▶ _Exercise objective_: Output the line containing "Enumerate this screenshot's" and all subsequent lines of the listing below, copied exactly, with no other lines.

▶ _Data to process_:

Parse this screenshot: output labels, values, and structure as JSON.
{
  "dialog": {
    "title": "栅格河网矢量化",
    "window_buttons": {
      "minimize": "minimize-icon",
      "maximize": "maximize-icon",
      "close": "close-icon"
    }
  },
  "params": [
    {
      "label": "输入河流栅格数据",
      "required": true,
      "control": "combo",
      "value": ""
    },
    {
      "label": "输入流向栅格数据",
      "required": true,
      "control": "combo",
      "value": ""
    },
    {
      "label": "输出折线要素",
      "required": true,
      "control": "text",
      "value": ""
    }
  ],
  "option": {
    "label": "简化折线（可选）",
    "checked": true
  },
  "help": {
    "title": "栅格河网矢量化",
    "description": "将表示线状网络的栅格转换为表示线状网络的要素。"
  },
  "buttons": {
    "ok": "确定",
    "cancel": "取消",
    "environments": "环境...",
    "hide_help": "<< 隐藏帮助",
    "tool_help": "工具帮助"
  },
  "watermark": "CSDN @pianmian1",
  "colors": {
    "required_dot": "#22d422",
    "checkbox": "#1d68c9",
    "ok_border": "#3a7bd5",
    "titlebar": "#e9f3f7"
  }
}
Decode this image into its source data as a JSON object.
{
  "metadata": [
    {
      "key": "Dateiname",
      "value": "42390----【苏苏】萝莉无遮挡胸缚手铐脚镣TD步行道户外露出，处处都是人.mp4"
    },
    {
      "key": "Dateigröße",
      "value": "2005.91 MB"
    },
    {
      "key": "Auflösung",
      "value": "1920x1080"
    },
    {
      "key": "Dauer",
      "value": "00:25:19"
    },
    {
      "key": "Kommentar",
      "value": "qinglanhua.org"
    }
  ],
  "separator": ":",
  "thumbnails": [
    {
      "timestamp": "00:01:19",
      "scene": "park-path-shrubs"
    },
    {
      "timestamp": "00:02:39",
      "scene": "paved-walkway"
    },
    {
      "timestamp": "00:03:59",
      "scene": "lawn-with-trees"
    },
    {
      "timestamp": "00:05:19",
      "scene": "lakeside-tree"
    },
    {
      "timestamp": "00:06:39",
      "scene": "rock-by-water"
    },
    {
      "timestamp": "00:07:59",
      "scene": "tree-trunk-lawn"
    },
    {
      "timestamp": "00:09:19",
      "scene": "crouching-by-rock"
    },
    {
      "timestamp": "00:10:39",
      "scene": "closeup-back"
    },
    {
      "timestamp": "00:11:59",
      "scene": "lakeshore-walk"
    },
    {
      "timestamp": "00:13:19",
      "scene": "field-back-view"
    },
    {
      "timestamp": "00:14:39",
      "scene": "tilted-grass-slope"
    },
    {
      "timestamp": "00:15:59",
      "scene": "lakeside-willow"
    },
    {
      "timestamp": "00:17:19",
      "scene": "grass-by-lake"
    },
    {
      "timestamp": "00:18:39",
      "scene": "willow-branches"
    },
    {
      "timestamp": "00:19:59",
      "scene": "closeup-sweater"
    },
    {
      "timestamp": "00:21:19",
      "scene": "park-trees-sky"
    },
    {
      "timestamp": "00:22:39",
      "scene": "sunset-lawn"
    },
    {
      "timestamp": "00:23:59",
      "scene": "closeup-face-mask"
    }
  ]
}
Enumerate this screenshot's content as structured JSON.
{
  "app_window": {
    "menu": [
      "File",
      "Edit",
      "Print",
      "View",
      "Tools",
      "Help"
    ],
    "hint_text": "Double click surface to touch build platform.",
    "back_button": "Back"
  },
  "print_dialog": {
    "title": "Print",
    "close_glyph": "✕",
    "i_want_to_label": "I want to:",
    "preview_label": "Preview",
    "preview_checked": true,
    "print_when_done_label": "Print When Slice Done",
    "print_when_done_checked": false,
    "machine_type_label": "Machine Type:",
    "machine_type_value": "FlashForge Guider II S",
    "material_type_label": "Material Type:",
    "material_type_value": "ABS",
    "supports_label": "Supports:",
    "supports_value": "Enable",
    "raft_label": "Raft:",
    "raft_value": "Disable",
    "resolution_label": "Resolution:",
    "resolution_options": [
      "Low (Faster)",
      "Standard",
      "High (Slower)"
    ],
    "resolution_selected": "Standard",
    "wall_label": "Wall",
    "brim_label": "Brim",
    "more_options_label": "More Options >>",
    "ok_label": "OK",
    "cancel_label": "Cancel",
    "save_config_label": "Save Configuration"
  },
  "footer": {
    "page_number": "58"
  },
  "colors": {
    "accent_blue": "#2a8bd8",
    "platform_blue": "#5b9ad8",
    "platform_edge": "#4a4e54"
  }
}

▶ _Full solution_:
Enumerate this screenshot's content as structured JSON.
{
  "app_window": {
    "menu": [
      "File",
      "Edit",
      "Print",
      "View",
      "Tools",
      "Help"
    ],
    "hint_text": "Double click surface to touch build platform.",
    "back_button": "Back"
  },
  "print_dialog": {
    "title": "Print",
    "close_glyph": "✕",
    "i_want_to_label": "I want to:",
    "preview_label": "Preview",
    "preview_checked": true,
    "print_when_done_label": "Print When Slice Done",
    "print_when_done_checked": false,
    "machine_type_label": "Machine Type:",
    "machine_type_value": "FlashForge Guider II S",
    "material_type_label": "Material Type:",
    "material_type_value": "ABS",
    "supports_label": "Supports:",
    "supports_value": "Enable",
    "raft_label": "Raft:",
    "raft_value": "Disable",
    "resolution_label": "Resolution:",
    "resolution_options": [
      "Low (Faster)",
      "Standard",
      "High (Slower)"
    ],
    "resolution_selected": "Standard",
    "wall_label": "Wall",
    "brim_label": "Brim",
    "more_options_label": "More Options >>",
    "ok_label": "OK",
    "cancel_label": "Cancel",
    "save_config_label": "Save Configuration"
  },
  "footer": {
    "page_number": "58"
  },
  "colors": {
    "accent_blue": "#2a8bd8",
    "platform_blue": "#5b9ad8",
    "platform_edge": "#4a4e54"
  }
}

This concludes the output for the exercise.